◆ WORK TO DO: Exactly reproduce the line that contains "What text is on this page?" and all lines after it in the entries below, through the very last line.

◆ TASK MATERIAL:
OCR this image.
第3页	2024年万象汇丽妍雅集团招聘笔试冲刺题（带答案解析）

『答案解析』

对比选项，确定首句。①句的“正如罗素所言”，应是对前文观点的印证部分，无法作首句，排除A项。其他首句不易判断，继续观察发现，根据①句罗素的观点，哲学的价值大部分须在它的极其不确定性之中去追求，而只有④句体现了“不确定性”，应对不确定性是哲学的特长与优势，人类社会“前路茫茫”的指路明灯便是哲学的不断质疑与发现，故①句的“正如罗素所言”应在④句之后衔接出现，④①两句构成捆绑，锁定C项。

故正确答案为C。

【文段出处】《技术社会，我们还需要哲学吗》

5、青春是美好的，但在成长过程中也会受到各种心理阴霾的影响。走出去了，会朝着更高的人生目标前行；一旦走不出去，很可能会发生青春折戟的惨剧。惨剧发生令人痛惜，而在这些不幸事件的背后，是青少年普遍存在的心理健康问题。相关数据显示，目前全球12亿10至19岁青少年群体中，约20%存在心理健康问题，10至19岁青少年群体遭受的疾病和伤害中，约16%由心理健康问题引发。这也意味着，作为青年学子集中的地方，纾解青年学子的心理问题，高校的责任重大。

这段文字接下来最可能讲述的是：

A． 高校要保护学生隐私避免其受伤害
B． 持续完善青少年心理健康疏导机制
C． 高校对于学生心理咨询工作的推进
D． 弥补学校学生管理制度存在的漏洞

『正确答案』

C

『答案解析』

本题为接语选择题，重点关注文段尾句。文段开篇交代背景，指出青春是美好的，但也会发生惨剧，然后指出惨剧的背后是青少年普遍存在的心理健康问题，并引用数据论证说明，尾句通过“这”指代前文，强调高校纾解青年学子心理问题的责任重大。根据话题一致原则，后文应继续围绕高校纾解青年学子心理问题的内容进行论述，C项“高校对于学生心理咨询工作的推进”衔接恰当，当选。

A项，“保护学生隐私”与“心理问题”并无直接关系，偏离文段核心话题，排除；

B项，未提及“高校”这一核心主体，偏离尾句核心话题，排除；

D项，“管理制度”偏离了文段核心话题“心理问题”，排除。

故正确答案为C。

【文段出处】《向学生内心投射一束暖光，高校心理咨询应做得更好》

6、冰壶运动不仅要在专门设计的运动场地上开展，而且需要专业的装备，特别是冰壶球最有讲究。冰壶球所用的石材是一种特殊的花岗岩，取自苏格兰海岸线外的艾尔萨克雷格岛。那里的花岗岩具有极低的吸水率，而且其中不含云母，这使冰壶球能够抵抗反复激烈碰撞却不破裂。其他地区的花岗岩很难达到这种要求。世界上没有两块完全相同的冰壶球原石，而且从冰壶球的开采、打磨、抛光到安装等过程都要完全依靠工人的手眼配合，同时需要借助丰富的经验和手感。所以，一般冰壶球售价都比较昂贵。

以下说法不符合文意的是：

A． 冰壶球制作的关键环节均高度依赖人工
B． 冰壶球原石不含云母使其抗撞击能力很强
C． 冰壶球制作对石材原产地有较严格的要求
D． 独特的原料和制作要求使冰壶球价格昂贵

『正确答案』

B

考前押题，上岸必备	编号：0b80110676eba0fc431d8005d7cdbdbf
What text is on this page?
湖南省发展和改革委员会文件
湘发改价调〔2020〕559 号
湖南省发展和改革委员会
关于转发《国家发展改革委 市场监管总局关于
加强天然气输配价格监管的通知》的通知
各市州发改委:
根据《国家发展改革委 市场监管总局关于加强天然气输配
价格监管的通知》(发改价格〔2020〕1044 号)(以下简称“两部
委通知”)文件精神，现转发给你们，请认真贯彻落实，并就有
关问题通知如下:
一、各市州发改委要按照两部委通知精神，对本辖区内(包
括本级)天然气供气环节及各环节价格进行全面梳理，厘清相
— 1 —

◆ THE SOLUTION:
What text is on this page?
湖南省发展和改革委员会文件
湘发改价调〔2020〕559 号
湖南省发展和改革委员会
关于转发《国家发展改革委 市场监管总局关于
加强天然气输配价格监管的通知》的通知
各市州发改委:
根据《国家发展改革委 市场监管总局关于加强天然气输配
价格监管的通知》(发改价格〔2020〕1044 号)(以下简称“两部
委通知”)文件精神，现转发给你们，请认真贯彻落实，并就有
关问题通知如下:
一、各市州发改委要按照两部委通知精神，对本辖区内(包
括本级)天然气供气环节及各环节价格进行全面梳理，厘清相
— 1 —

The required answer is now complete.